Will you print the material below without altering a single character?

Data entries
• • • • • • •
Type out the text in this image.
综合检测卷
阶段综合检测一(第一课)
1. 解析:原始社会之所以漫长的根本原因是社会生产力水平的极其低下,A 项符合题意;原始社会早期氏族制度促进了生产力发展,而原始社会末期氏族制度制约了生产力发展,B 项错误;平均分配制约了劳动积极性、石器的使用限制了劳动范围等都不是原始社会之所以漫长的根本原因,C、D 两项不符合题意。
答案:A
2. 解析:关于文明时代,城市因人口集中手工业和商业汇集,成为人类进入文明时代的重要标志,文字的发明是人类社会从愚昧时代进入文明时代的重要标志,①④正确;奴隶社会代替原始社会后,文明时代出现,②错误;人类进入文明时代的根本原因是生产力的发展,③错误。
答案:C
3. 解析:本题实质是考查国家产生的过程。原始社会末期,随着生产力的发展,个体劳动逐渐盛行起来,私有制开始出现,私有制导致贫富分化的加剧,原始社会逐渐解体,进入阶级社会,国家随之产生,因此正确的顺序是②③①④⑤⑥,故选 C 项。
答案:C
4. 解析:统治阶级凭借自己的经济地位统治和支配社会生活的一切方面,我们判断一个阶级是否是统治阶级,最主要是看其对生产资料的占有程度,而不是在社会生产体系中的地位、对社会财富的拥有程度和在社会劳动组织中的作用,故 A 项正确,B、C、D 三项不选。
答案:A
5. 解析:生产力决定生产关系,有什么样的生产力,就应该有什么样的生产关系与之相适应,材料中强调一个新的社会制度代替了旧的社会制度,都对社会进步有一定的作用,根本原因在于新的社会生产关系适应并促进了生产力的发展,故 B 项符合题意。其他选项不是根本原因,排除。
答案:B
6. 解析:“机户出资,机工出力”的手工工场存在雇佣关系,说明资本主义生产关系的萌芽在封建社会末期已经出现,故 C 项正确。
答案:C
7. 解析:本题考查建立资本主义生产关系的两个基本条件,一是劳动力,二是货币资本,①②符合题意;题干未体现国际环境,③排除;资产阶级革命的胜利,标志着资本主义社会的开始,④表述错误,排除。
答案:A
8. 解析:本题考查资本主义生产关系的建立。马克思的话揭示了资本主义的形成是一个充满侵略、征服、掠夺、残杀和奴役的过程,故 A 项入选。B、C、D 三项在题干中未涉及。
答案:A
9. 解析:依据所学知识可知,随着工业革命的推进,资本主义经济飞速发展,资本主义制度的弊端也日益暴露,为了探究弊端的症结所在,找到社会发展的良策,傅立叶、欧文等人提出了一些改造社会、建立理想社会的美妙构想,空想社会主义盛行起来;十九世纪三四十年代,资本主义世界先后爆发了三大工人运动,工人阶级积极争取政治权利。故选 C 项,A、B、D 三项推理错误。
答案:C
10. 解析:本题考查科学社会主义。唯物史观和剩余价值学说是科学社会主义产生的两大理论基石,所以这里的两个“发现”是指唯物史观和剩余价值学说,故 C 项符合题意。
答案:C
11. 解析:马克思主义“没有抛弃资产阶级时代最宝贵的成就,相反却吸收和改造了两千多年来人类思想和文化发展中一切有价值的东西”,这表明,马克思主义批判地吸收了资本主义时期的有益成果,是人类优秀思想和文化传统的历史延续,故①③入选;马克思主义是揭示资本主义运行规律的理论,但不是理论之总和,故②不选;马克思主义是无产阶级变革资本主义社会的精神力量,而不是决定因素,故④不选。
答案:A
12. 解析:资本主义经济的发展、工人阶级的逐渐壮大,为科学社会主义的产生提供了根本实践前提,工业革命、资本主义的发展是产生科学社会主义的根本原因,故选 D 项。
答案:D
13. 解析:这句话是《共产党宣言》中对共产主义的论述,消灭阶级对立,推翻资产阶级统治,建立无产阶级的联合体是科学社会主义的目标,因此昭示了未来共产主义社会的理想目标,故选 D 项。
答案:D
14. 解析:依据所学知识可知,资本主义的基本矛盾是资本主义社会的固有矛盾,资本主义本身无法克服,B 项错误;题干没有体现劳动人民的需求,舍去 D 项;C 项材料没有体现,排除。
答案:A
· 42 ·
• • • • • • •
Response to this exercise
Type out the text in this image.
综合检测卷
阶段综合检测一(第一课)
1. 解析:原始社会之所以漫长的根本原因是社会生产力水平的极其低下,A 项符合题意;原始社会早期氏族制度促进了生产力发展,而原始社会末期氏族制度制约了生产力发展,B 项错误;平均分配制约了劳动积极性、石器的使用限制了劳动范围等都不是原始社会之所以漫长的根本原因,C、D 两项不符合题意。
答案:A
2. 解析:关于文明时代,城市因人口集中手工业和商业汇集,成为人类进入文明时代的重要标志,文字的发明是人类社会从愚昧时代进入文明时代的重要标志,①④正确;奴隶社会代替原始社会后,文明时代出现,②错误;人类进入文明时代的根本原因是生产力的发展,③错误。
答案:C
3. 解析:本题实质是考查国家产生的过程。原始社会末期,随着生产力的发展,个体劳动逐渐盛行起来,私有制开始出现,私有制导致贫富分化的加剧,原始社会逐渐解体,进入阶级社会,国家随之产生,因此正确的顺序是②③①④⑤⑥,故选 C 项。
答案:C
4. 解析:统治阶级凭借自己的经济地位统治和支配社会生活的一切方面,我们判断一个阶级是否是统治阶级,最主要是看其对生产资料的占有程度,而不是在社会生产体系中的地位、对社会财富的拥有程度和在社会劳动组织中的作用,故 A 项正确,B、C、D 三项不选。
答案:A
5. 解析:生产力决定生产关系,有什么样的生产力,就应该有什么样的生产关系与之相适应,材料中强调一个新的社会制度代替了旧的社会制度,都对社会进步有一定的作用,根本原因在于新的社会生产关系适应并促进了生产力的发展,故 B 项符合题意。其他选项不是根本原因,排除。
答案:B
6. 解析:“机户出资,机工出力”的手工工场存在雇佣关系,说明资本主义生产关系的萌芽在封建社会末期已经出现,故 C 项正确。
答案:C
7. 解析:本题考查建立资本主义生产关系的两个基本条件,一是劳动力,二是货币资本,①②符合题意;题干未体现国际环境,③排除;资产阶级革命的胜利,标志着资本主义社会的开始,④表述错误,排除。
答案:A
8. 解析:本题考查资本主义生产关系的建立。马克思的话揭示了资本主义的形成是一个充满侵略、征服、掠夺、残杀和奴役的过程,故 A 项入选。B、C、D 三项在题干中未涉及。
答案:A
9. 解析:依据所学知识可知,随着工业革命的推进,资本主义经济飞速发展,资本主义制度的弊端也日益暴露,为了探究弊端的症结所在,找到社会发展的良策,傅立叶、欧文等人提出了一些改造社会、建立理想社会的美妙构想,空想社会主义盛行起来;十九世纪三四十年代,资本主义世界先后爆发了三大工人运动,工人阶级积极争取政治权利。故选 C 项,A、B、D 三项推理错误。
答案:C
10. 解析:本题考查科学社会主义。唯物史观和剩余价值学说是科学社会主义产生的两大理论基石,所以这里的两个“发现”是指唯物史观和剩余价值学说,故 C 项符合题意。
答案:C
11. 解析:马克思主义“没有抛弃资产阶级时代最宝贵的成就,相反却吸收和改造了两千多年来人类思想和文化发展中一切有价值的东西”,这表明,马克思主义批判地吸收了资本主义时期的有益成果,是人类优秀思想和文化传统的历史延续,故①③入选;马克思主义是揭示资本主义运行规律的理论,但不是理论之总和,故②不选;马克思主义是无产阶级变革资本主义社会的精神力量,而不是决定因素,故④不选。
答案:A
12. 解析:资本主义经济的发展、工人阶级的逐渐壮大,为科学社会主义的产生提供了根本实践前提,工业革命、资本主义的发展是产生科学社会主义的根本原因,故选 D 项。
答案:D
13. 解析:这句话是《共产党宣言》中对共产主义的论述,消灭阶级对立,推翻资产阶级统治,建立无产阶级的联合体是科学社会主义的目标,因此昭示了未来共产主义社会的理想目标,故选 D 项。
答案:D
14. 解析:依据所学知识可知,资本主义的基本矛盾是资本主义社会的固有矛盾,资本主义本身无法克服,B 项错误;题干没有体现劳动人民的需求,舍去 D 项;C 项材料没有体现,排除。
答案:A
· 42 ·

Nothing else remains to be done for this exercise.